→ **AIM**
For each line below that contains the string "data", copy that line.

··········

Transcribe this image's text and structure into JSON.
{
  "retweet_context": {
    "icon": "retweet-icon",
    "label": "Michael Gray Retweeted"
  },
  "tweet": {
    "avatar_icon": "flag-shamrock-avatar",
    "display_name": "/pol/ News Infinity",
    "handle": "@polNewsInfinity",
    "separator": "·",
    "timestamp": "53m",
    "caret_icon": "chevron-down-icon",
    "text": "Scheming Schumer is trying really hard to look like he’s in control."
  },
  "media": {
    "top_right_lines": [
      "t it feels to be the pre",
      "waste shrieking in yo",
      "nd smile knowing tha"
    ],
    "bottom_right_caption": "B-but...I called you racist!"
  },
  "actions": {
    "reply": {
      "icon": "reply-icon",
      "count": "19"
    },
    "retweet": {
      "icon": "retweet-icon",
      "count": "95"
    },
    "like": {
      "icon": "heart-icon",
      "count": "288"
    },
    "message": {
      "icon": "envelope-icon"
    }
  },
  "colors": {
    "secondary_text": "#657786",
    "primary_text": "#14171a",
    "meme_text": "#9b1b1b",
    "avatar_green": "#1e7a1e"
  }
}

··········

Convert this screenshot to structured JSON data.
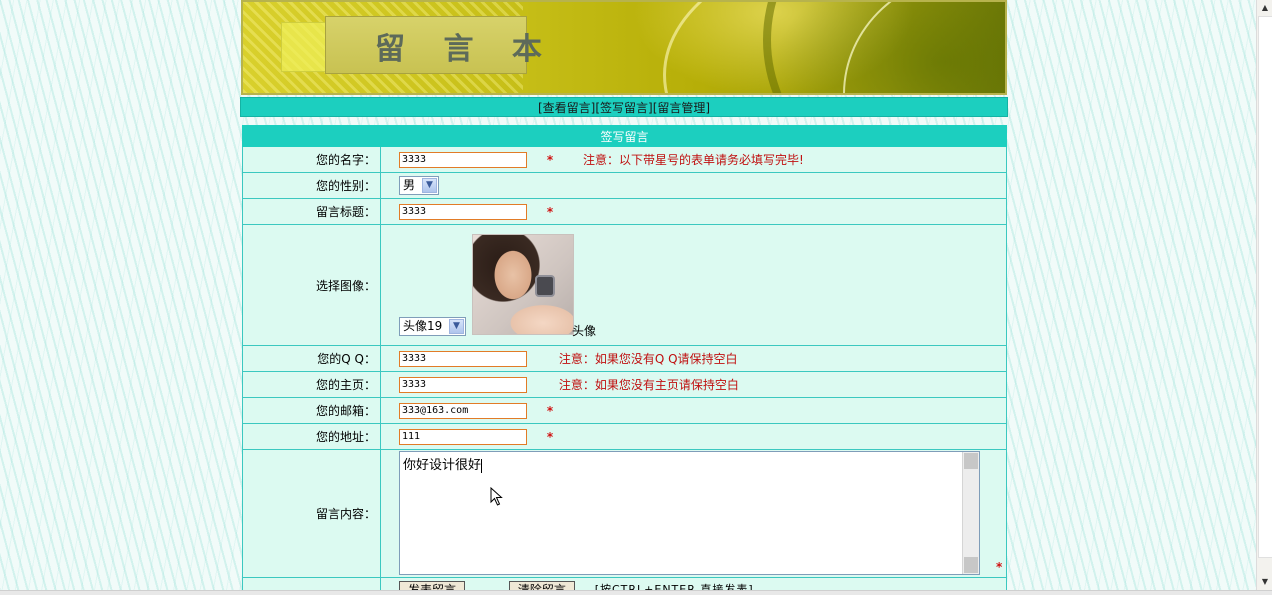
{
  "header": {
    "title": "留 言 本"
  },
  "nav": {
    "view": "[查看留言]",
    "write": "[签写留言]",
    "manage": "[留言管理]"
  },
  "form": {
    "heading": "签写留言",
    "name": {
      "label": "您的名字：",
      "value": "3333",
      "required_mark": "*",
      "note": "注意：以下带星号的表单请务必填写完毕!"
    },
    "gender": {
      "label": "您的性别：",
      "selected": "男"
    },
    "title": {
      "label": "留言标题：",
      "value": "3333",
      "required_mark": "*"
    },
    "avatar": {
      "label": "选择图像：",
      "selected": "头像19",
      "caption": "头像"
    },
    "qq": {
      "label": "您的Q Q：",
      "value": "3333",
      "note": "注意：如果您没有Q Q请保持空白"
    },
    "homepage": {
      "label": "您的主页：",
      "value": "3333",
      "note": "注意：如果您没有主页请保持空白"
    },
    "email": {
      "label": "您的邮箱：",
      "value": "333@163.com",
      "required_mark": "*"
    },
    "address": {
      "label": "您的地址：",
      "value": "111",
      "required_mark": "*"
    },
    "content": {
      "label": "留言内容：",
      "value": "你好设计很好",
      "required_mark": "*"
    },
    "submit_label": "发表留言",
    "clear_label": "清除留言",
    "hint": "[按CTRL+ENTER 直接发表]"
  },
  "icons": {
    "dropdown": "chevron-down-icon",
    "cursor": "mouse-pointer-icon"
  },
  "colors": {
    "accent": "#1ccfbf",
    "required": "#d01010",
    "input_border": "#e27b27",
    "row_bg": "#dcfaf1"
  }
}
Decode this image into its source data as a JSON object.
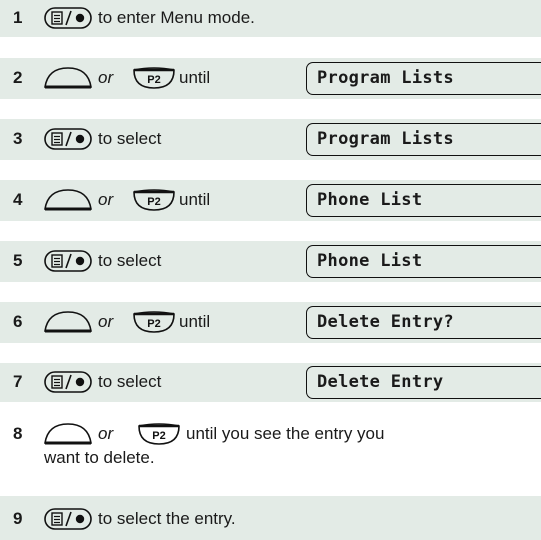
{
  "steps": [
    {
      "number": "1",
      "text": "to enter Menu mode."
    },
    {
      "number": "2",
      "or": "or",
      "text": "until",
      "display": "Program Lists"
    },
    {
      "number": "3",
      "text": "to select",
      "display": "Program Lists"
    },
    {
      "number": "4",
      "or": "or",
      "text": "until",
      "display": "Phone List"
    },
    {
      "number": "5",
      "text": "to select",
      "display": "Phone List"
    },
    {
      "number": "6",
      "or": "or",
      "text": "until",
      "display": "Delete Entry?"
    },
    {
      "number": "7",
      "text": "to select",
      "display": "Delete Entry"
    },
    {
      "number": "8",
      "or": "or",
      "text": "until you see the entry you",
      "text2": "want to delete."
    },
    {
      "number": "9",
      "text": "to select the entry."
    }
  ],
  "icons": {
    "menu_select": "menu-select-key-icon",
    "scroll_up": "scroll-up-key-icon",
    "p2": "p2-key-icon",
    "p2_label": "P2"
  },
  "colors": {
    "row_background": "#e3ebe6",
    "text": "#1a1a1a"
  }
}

··········

→ **THE RESPONSE**
Convert this screenshot to structured JSON data.
Decode this image into its source data as a JSON object.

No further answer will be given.